» **What to produce**: Copy out each line of the data that holds the word "artist".

** START OF Data section **

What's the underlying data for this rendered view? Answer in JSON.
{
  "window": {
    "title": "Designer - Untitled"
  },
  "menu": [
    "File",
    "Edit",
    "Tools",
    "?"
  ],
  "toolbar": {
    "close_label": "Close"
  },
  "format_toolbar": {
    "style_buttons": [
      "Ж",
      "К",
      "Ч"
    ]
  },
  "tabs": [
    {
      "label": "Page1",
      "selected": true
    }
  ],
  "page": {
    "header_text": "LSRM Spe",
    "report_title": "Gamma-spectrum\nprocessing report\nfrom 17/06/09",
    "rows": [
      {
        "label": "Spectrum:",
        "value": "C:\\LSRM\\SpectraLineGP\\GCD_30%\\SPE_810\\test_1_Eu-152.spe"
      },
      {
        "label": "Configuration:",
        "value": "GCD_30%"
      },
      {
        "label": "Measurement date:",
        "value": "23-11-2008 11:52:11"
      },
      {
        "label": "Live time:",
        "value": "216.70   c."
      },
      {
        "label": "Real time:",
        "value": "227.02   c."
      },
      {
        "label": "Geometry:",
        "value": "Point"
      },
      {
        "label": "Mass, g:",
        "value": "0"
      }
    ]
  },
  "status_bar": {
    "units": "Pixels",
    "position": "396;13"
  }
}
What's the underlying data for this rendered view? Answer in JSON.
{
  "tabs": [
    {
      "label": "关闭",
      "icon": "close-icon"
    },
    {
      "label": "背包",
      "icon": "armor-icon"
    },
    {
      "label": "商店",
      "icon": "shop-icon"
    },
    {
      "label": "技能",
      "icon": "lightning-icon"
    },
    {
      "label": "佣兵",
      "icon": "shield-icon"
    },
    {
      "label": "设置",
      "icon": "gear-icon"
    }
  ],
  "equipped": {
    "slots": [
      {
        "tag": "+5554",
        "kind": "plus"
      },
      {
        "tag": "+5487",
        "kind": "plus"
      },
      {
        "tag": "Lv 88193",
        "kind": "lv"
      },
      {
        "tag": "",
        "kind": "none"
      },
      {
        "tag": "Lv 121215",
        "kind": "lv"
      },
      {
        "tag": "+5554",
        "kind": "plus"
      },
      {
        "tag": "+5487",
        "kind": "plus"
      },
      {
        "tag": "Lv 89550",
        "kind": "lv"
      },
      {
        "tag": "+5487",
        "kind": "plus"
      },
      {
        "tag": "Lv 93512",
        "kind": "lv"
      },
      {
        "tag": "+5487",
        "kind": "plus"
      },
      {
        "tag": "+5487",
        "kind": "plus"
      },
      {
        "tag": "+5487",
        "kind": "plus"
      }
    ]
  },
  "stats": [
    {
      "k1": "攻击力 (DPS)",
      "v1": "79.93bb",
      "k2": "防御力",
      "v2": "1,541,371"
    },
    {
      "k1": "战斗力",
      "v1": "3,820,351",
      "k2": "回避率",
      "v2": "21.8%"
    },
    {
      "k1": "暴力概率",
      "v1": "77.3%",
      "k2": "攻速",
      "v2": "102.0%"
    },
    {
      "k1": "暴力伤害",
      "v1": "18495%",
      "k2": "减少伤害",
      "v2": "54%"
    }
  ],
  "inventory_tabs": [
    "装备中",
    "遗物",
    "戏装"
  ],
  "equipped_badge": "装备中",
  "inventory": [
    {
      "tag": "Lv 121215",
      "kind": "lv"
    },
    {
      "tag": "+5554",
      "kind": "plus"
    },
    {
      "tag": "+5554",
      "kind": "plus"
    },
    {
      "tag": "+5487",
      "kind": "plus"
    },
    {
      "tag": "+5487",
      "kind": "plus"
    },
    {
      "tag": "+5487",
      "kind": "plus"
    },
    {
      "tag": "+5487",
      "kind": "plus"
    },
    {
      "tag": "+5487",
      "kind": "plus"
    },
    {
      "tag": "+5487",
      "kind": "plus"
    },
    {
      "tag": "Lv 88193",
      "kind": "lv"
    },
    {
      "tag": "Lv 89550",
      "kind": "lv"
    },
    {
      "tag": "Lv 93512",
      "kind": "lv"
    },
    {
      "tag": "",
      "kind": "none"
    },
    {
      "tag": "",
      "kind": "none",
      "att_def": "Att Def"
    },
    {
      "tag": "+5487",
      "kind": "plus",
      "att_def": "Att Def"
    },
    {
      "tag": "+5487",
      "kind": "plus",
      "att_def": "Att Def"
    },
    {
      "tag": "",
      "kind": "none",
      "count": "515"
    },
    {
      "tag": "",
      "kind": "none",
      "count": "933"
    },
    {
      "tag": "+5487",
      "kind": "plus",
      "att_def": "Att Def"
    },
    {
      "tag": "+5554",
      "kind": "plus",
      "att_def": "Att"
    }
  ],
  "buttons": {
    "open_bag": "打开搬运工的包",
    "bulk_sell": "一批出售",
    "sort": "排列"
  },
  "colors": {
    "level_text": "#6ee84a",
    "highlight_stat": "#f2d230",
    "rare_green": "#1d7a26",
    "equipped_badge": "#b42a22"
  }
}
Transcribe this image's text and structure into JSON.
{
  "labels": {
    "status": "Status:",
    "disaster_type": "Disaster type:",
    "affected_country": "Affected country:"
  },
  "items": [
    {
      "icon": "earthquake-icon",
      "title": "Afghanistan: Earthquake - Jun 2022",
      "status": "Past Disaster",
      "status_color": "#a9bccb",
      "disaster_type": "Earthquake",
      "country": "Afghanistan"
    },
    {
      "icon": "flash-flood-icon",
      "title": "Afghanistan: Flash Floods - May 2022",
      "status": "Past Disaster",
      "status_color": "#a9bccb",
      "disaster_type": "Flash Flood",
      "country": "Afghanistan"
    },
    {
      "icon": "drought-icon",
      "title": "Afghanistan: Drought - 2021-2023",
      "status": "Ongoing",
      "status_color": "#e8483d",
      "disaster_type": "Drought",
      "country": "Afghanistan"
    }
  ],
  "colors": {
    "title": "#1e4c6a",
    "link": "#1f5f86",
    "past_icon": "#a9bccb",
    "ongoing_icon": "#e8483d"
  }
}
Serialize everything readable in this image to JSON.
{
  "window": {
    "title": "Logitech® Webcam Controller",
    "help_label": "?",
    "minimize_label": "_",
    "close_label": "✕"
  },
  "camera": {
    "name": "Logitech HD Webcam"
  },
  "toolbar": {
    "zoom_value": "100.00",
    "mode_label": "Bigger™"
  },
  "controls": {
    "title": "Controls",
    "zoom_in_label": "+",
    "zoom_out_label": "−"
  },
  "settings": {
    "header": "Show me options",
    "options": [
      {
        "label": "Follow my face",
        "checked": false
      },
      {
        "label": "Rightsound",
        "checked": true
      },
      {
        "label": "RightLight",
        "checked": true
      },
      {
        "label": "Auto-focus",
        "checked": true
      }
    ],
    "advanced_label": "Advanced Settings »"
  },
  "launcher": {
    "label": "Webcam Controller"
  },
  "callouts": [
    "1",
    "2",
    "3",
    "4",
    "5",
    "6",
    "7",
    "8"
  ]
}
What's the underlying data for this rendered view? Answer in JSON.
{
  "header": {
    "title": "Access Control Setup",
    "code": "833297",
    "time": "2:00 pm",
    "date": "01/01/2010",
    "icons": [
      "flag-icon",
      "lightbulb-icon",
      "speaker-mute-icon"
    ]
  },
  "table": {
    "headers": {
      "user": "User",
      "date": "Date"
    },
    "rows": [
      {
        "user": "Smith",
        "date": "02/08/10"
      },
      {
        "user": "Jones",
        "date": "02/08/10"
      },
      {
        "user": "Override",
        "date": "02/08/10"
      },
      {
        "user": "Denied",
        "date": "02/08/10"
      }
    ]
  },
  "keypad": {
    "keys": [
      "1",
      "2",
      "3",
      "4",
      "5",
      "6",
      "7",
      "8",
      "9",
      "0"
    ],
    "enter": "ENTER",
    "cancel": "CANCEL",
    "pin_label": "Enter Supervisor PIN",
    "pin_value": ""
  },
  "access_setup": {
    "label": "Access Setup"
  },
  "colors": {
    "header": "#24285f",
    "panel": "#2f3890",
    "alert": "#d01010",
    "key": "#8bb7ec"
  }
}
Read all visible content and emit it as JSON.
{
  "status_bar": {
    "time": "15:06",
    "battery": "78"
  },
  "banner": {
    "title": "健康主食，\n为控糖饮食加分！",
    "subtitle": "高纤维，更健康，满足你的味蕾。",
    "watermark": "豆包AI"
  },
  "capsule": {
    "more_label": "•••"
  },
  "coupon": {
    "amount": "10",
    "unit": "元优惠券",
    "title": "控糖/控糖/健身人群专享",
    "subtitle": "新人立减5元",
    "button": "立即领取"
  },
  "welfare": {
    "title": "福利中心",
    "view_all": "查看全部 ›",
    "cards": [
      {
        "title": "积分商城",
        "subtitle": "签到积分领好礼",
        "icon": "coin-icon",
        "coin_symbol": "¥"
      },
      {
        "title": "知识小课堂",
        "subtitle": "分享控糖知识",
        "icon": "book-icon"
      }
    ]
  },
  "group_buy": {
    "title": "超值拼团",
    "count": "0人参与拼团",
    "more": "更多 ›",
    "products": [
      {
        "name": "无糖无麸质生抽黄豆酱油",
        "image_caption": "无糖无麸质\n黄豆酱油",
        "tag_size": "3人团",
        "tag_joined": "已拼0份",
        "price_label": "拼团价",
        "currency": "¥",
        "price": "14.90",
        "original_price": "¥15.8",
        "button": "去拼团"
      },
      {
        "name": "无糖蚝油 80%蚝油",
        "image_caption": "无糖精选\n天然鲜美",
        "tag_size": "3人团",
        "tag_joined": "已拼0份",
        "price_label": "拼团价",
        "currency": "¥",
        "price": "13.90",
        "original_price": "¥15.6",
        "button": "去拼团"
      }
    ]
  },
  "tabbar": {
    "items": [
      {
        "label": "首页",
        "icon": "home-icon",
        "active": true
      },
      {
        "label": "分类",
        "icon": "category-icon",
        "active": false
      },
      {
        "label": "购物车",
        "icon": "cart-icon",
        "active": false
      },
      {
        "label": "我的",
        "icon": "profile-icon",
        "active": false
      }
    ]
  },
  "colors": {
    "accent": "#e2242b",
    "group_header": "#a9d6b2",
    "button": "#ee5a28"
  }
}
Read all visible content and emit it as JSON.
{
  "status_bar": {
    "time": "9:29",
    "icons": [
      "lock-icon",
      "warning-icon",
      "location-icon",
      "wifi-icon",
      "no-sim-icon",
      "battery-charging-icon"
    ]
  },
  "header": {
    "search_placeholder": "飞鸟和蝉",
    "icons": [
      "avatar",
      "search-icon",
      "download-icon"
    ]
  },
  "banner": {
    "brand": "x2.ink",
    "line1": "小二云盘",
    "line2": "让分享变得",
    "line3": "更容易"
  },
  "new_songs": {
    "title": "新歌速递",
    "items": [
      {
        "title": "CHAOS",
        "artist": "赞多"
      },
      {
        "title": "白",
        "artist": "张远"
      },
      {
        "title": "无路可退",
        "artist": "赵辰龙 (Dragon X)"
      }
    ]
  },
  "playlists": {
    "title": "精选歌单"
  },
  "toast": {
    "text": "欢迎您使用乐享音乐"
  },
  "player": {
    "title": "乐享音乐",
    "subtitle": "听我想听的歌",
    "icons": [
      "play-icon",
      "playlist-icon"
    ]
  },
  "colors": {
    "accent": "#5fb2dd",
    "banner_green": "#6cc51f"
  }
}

** END OF Data section **

» **Response to the exercise**:
        "artist": "赞多"
        "artist": "张远"
        "artist": "赵辰龙 (Dragon X)"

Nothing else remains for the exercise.